■ **QUOTED PASSAGE**
________
As postal workers assigned to the Malmö district of Seved feel too threatened to carry out their duties, the residents themselves will now have to deliver their own post.

Malmö dwellers forced to deliver their own mail

”You do what you have to do, we have to solve it somehow. And we have no idea how it will work before we have tried, that’s how I look at it,” Swedish Postal Service (Posten) district manager Rolf Weiffert to local paper Skånska Dagbladet.

For months, Seved has been plagued by continuing problems.

Threatened postal workers in the area were forced to carry panic alarms and many residents say they don’t dare go out at night.

From February 1st, two residents in the area will help authorities deliver mail to some 500 households in the area.

The Posten and Malmö city will be co-operating on the project, which will begin as a 6 month trial project and focus on getting young people engaged in postal delivery, according to the newspaper.

“I’m satisfied,” Anders Malmquist, district manager with the city of Malmö, said.
________
Dataset excerpt:
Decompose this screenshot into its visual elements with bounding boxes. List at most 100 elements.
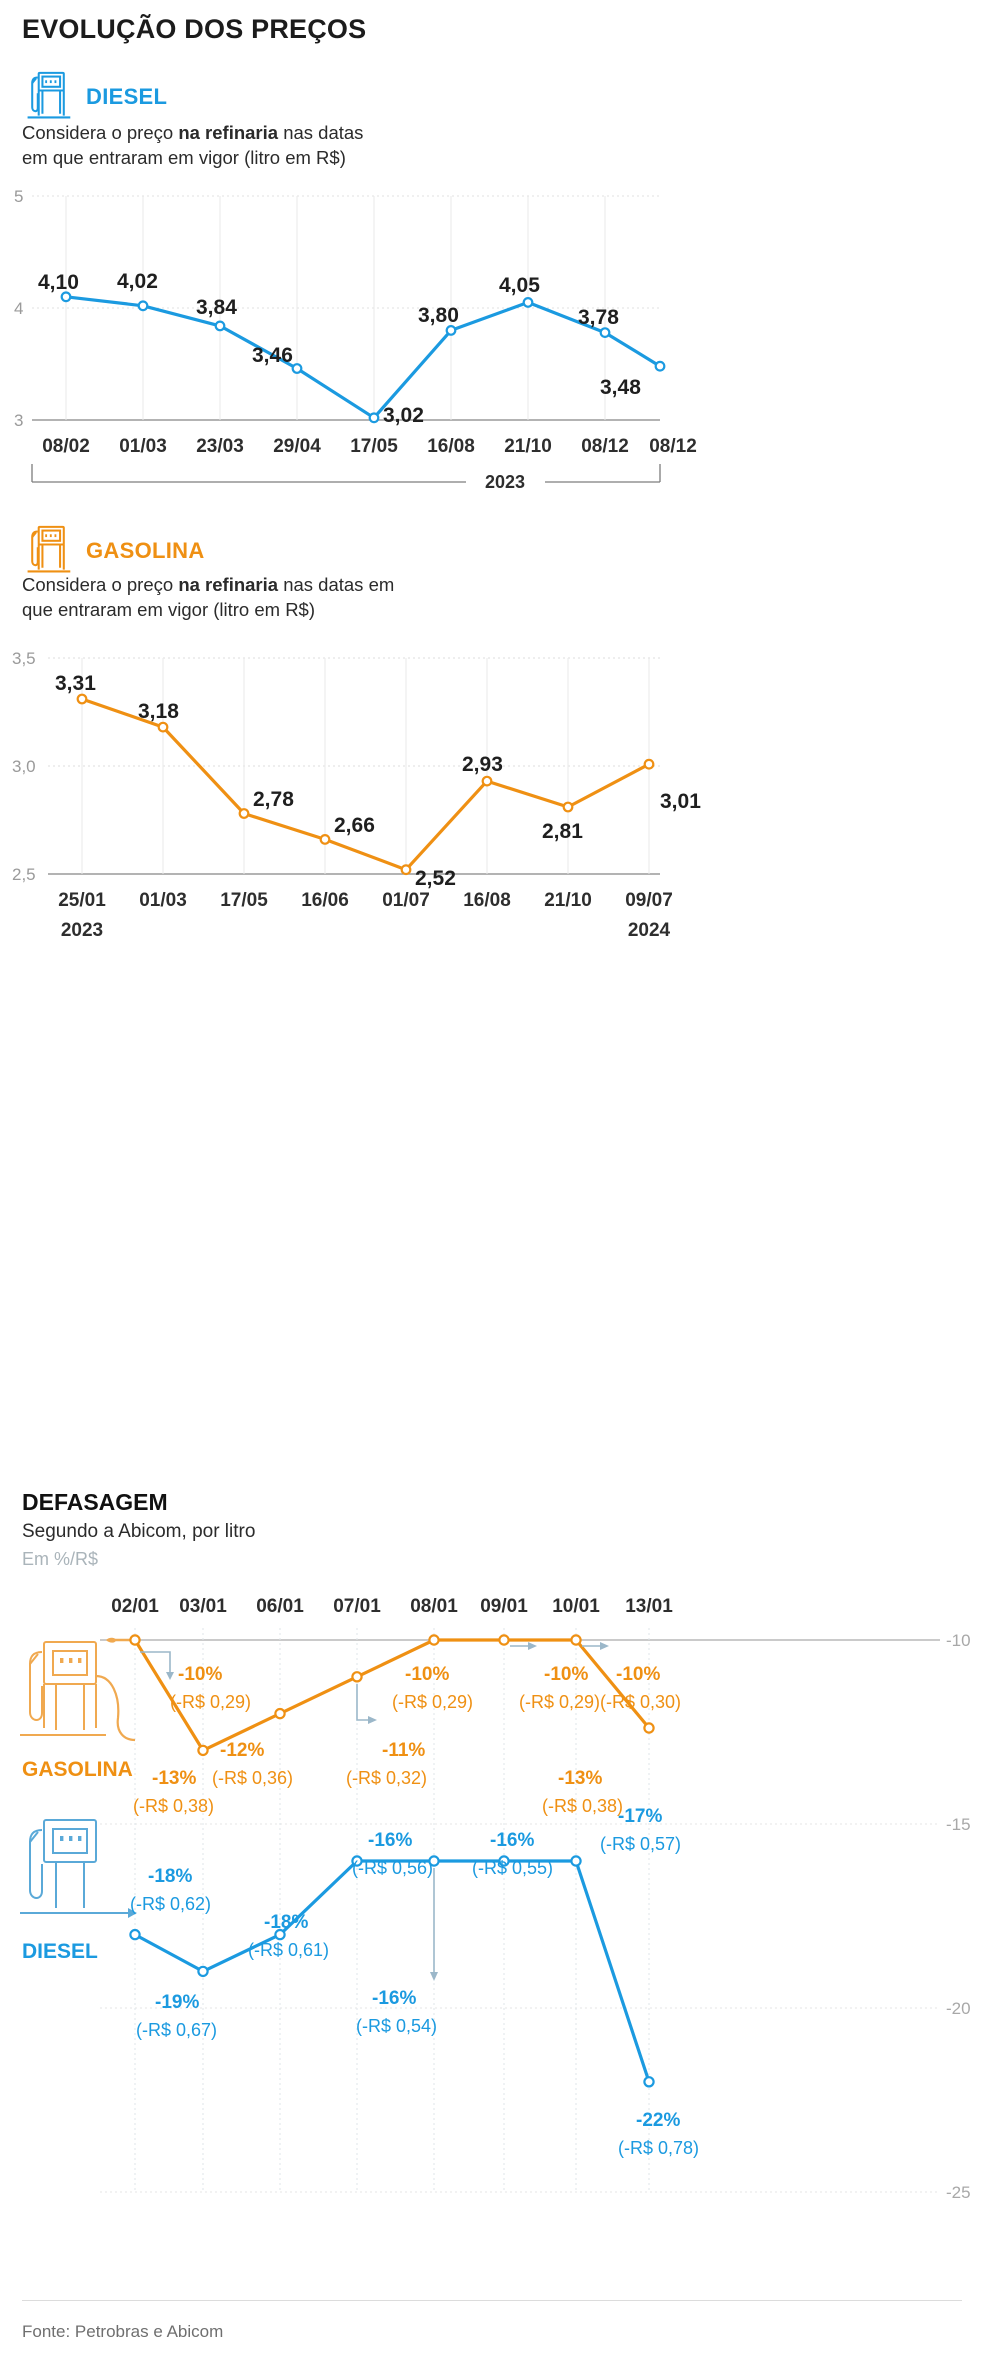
defasagem-diesel-points — [129, 1855, 655, 2088]
defasagem-chart: 02/01 03/01 06/01 07/01 08/01 09/01 10/0… — [0, 1580, 984, 2300]
diesel-cur-label: (-R$ 0,78) — [618, 2138, 699, 2158]
diesel-pct-label: -16% — [368, 1830, 412, 1851]
gasolina-desc-line2: que entraram em vigor (litro em R$) — [22, 599, 316, 620]
gasolina-cur-label: (-R$ 0,29) — [170, 1692, 251, 1712]
diesel-value-label: 4,02 — [117, 270, 158, 293]
diesel-xlabel: 08/12 — [581, 436, 629, 457]
gasolina-value-label: 3,18 — [138, 700, 179, 723]
defasagem-xlabel: 03/01 — [179, 1596, 227, 1617]
gasolina-year-end: 2024 — [628, 920, 671, 941]
gasolina-value-label: 3,01 — [660, 790, 701, 813]
diesel-pump-icon — [20, 1819, 137, 1918]
defasagem-title: DEFASAGEM — [22, 1489, 168, 1515]
gasolina-pump-icon — [20, 1637, 136, 1742]
defasagem-ytick: -25 — [946, 2183, 971, 2202]
diesel-pct-label: -16% — [372, 1988, 416, 2009]
diesel-pct-label: -16% — [490, 1830, 534, 1851]
diesel-pct-label: -18% — [264, 1912, 308, 1933]
gasolina-cur-label: (-R$ 0,29) — [392, 1692, 473, 1712]
gasolina-xlabel: 16/06 — [301, 890, 349, 911]
diesel-xlabel: 16/08 — [427, 436, 475, 457]
gasolina-pct-label: -13% — [152, 1768, 196, 1789]
diesel-ytick-2: 5 — [14, 187, 23, 206]
diesel-ytick-1: 4 — [14, 299, 23, 318]
gasolina-xlabel: 16/08 — [463, 890, 511, 911]
defasagem-xlabel: 13/01 — [625, 1596, 673, 1617]
diesel-cur-label: (-R$ 0,55) — [472, 1858, 553, 1878]
diesel-ytick-0: 3 — [14, 411, 23, 430]
gasolina-ytick-1: 3,0 — [12, 757, 36, 776]
gasolina-description: Considera o preço na refinaria nas datas… — [22, 572, 394, 622]
gasolina-pct-label: -10% — [405, 1664, 449, 1685]
diesel-year-bracket — [31, 464, 661, 483]
gasolina-value-label: 2,66 — [334, 814, 375, 837]
diesel-cur-label: (-R$ 0,61) — [248, 1940, 329, 1960]
diesel-value-label: 4,05 — [499, 274, 540, 297]
defasagem-vertical-gridlines — [134, 1628, 650, 2192]
gasolina-cur-label: (-R$ 0,30) — [600, 1692, 681, 1712]
gasolina-cur-label: (-R$ 0,38) — [133, 1796, 214, 1816]
diesel-pct-label: -22% — [636, 2110, 680, 2131]
defasagem-diesel-line — [133, 1859, 651, 2084]
gasolina-value-label: 2,52 — [415, 867, 456, 890]
diesel-cur-label: (-R$ 0,54) — [356, 2016, 437, 2036]
gasolina-pct-label: -13% — [558, 1768, 602, 1789]
defasagem-ytick: -10 — [946, 1631, 971, 1650]
diesel-xlabel: 23/03 — [196, 436, 244, 457]
gasolina-xlabel: 21/10 — [544, 890, 592, 911]
gasolina-value-label: 2,93 — [462, 753, 503, 776]
diesel-label: DIESEL — [86, 84, 168, 109]
diesel-value-label: 3,84 — [196, 296, 237, 319]
defasagem-xlabel: 06/01 — [256, 1596, 304, 1617]
gasolina-price-chart: 3,5 3,0 2,5 3,31 3,18 2,78 2,66 2,52 2,9… — [0, 640, 984, 960]
gasolina-value-label: 2,78 — [253, 788, 294, 811]
gasolina-desc-suffix: nas datas em — [278, 574, 395, 595]
defasagem-unit: Em %/R$ — [22, 1549, 99, 1569]
diesel-xlabel: 21/10 — [504, 436, 552, 457]
diesel-value-label: 3,80 — [418, 304, 459, 327]
diesel-xlabel: 08/12 — [649, 436, 697, 457]
diesel-cur-label: (-R$ 0,56) — [352, 1858, 433, 1878]
gasolina-xlabel: 01/07 — [382, 890, 430, 911]
diesel-desc-suffix: nas datas — [278, 122, 364, 143]
diesel-xlabel: 08/02 — [42, 436, 90, 457]
diesel-xlabel: 01/03 — [119, 436, 167, 457]
diesel-desc-line2: em que entraram em vigor (litro em R$) — [22, 147, 346, 168]
diesel-leader-lines — [430, 1868, 438, 1981]
defasagem-gasolina-points — [129, 1634, 655, 1757]
diesel-pct-label: -19% — [155, 1992, 199, 2013]
diesel-pct-label: -17% — [618, 1806, 662, 1827]
source-note: Fonte: Petrobras e Abicom — [22, 2322, 224, 2341]
gasolina-pct-label: -10% — [544, 1664, 588, 1685]
diesel-desc-bold: na refinaria — [178, 122, 279, 143]
diesel-value-label: 4,10 — [38, 271, 79, 294]
gasolina-pct-label: -12% — [220, 1740, 264, 1761]
gasolina-value-label: 3,31 — [55, 672, 96, 695]
diesel-xlabel: 17/05 — [350, 436, 398, 457]
diesel-value-label: 3,78 — [578, 306, 619, 329]
gasolina-xlabel: 09/07 — [625, 890, 673, 911]
gasolina-cur-label: (-R$ 0,38) — [542, 1796, 623, 1816]
defasagem-gasolina-line — [133, 1638, 651, 1752]
gasolina-cur-label: (-R$ 0,36) — [212, 1768, 293, 1788]
defasagem-subtitle: Segundo a Abicom, por litro — [22, 1521, 256, 1542]
defasagem-gasolina-label: GASOLINA — [22, 1758, 133, 1781]
gasolina-points — [76, 693, 655, 876]
gasolina-xlabel: 01/03 — [139, 890, 187, 911]
defasagem-ytick: -20 — [946, 1999, 971, 2018]
defasagem-xlabel: 10/01 — [552, 1596, 600, 1617]
gasolina-pct-label: -10% — [178, 1664, 222, 1685]
defasagem-xlabel: 08/01 — [410, 1596, 458, 1617]
gasolina-year-start: 2023 — [61, 920, 103, 941]
gasolina-gridlines — [48, 657, 660, 875]
defasagem-xlabel: 07/01 — [333, 1596, 381, 1617]
defasagem-xlabel: 02/01 — [111, 1596, 159, 1617]
gasolina-ytick-0: 2,5 — [12, 865, 36, 884]
page-title: EVOLUÇÃO DOS PREÇOS — [22, 14, 367, 44]
diesel-desc-prefix: Considera o preço — [22, 122, 179, 143]
gasolina-ytick-2: 3,5 — [12, 649, 36, 668]
gasolina-section-header: GASOLINA — [22, 520, 205, 582]
diesel-description: Considera o preço na refinaria nas datas… — [22, 120, 363, 170]
diesel-points — [60, 291, 666, 424]
diesel-section-header: DIESEL — [22, 66, 167, 128]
________
■ **TO BE DONE**
- A) List every organization named in the article on mail delivery in Seved.
- B) Write the next part of the article on mail delivery in Seved, picking up after its last sentence.

■ **RESPONSES TO THE EXERCISE**
- A)
- Swedish Postal Service (Posten)
- Skånska Dagbladet
- the city of Malmö

- B)
“Young adults get an insight and an understanding of how it is to work in the postal service.”

The two young people who will deliver the letters are currently being recruited.

They will be employed for 12 months by Jobb Malmö, a community project, and get introductory education by the postal system, followed by an internship and, the plan is, eventual employment as a postal worker.

The municipality sees the venture mostly as a workforce project to steer the unemployed youth into work life, even if the idea itself stems from criminality and the lack of safety that has come to characterize the area.

The postal service denied that there was a need for new postal worker recruitment, but stated that the there was a danger of the postal service coming to a halt.

Since the police beefed up camera surveillance of the area in December, the number of incidents has decreased, but the district, which has 4,500 residents, has always had considerable social problems.

Half of the population is between 19 and 44 with a majority of foreigners.

Less than half of the adults have paid employment and the average income is low.

Youth gangs have taken over parts of the town and are engaged in more or less open drug trafficking.

In October, one postal vehicle was also subjected to an attempted robbery.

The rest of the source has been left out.